YOUR OBJECTIVE: Search the listing for the string "placeholder" and copy every line that contains it.

Stored entries:

++++++++++++++++++++

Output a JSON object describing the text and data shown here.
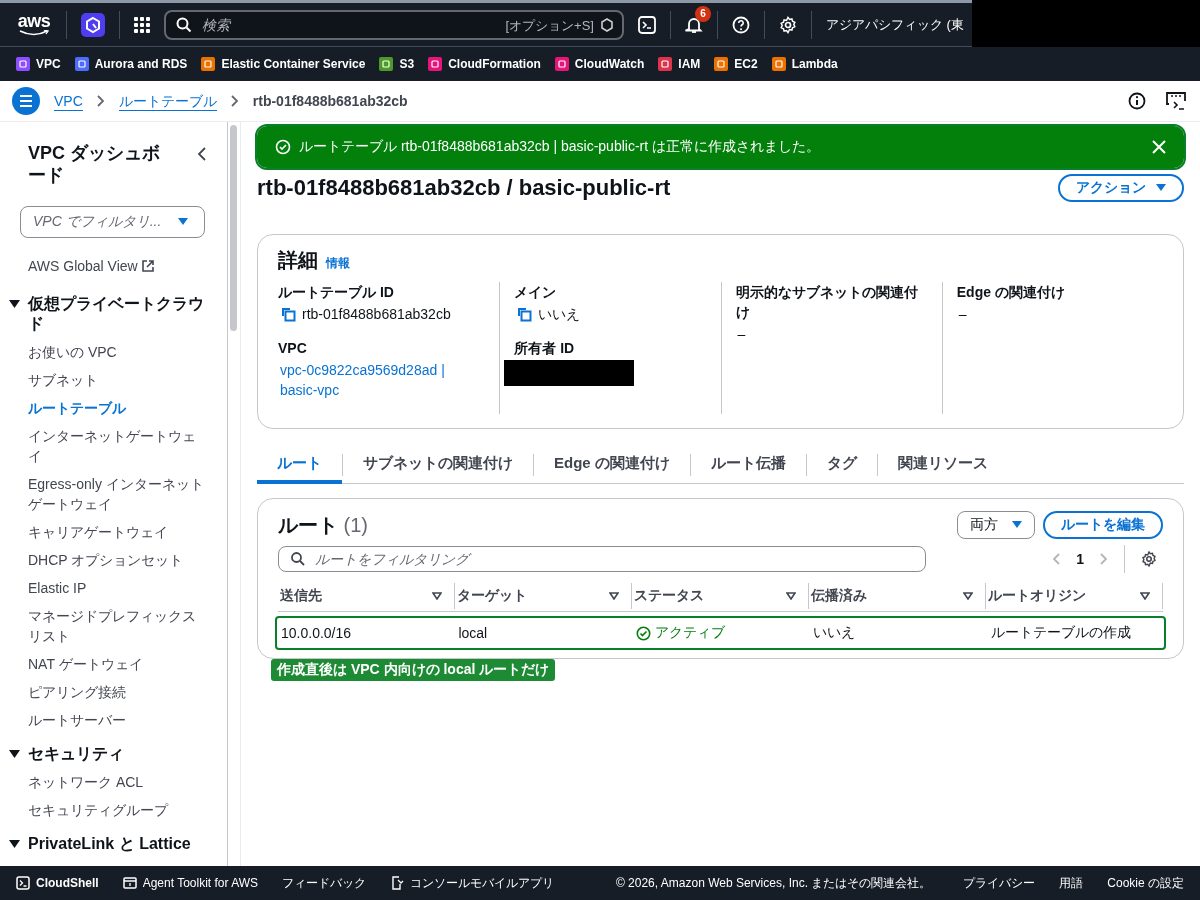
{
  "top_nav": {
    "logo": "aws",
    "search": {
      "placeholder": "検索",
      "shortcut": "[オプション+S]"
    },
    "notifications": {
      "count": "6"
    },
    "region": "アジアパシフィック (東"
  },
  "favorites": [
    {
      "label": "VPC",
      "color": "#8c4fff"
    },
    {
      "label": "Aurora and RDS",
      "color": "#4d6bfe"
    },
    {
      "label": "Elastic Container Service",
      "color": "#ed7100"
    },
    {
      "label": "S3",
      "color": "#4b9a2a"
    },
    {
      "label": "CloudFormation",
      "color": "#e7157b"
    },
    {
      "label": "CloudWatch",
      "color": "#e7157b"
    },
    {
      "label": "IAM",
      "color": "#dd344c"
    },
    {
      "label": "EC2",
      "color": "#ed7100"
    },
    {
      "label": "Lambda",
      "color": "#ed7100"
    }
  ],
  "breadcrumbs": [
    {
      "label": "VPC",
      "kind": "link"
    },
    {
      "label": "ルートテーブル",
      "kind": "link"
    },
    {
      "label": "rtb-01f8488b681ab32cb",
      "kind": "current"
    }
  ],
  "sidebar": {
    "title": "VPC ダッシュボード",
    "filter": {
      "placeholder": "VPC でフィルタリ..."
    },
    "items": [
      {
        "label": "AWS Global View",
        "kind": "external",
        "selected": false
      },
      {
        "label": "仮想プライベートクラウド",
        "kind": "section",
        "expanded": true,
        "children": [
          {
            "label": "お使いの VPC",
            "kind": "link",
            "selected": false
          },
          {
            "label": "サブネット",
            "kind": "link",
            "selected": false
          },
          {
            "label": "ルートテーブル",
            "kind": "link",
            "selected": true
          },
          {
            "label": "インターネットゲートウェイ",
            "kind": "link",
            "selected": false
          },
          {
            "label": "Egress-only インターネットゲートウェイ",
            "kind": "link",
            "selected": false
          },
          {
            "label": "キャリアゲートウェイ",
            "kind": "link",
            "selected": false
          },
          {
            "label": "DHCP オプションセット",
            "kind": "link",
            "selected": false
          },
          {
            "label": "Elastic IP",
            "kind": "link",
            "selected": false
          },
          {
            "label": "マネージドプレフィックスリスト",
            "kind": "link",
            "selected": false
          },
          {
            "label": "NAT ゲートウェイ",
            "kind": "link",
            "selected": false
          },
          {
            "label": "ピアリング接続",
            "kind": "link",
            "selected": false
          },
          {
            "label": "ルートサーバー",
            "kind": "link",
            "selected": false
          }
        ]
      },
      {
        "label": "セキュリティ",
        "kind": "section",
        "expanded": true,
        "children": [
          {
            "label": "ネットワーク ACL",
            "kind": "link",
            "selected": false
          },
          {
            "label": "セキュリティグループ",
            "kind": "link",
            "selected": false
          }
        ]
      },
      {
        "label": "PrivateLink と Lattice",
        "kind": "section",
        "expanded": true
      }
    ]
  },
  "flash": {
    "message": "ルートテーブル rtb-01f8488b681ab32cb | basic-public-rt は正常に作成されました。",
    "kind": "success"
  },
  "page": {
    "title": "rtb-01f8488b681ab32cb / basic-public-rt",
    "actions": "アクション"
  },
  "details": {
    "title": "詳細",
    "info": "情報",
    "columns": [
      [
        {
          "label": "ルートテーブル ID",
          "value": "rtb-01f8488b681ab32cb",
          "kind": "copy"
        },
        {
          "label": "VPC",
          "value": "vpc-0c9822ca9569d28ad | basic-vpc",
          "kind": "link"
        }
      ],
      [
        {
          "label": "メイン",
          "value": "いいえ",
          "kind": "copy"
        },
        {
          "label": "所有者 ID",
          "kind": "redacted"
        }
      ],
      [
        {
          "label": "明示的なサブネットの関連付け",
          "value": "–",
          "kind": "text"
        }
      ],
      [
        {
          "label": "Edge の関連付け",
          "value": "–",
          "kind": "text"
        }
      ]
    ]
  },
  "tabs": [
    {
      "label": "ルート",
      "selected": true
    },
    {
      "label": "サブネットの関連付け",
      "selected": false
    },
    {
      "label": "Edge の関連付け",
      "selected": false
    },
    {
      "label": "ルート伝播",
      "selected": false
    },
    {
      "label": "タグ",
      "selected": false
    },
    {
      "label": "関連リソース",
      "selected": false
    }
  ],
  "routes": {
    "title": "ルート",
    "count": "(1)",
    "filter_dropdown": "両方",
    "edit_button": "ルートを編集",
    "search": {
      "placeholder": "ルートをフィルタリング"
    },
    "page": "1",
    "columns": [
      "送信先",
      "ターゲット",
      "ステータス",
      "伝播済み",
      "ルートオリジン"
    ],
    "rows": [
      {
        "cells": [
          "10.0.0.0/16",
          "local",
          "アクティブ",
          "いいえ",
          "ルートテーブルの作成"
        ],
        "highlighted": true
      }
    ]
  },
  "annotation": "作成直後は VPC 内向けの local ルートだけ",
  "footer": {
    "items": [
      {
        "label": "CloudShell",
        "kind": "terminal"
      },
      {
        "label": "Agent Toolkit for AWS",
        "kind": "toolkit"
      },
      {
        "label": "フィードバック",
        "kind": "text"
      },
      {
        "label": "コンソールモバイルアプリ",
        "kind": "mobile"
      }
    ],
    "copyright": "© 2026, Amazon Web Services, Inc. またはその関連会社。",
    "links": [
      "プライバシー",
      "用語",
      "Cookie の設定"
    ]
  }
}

++++++++++++++++++++

TASK RESULT:
      "placeholder": "検索",
      "placeholder": "VPC でフィルタリ..."
      "placeholder": "ルートをフィルタリング"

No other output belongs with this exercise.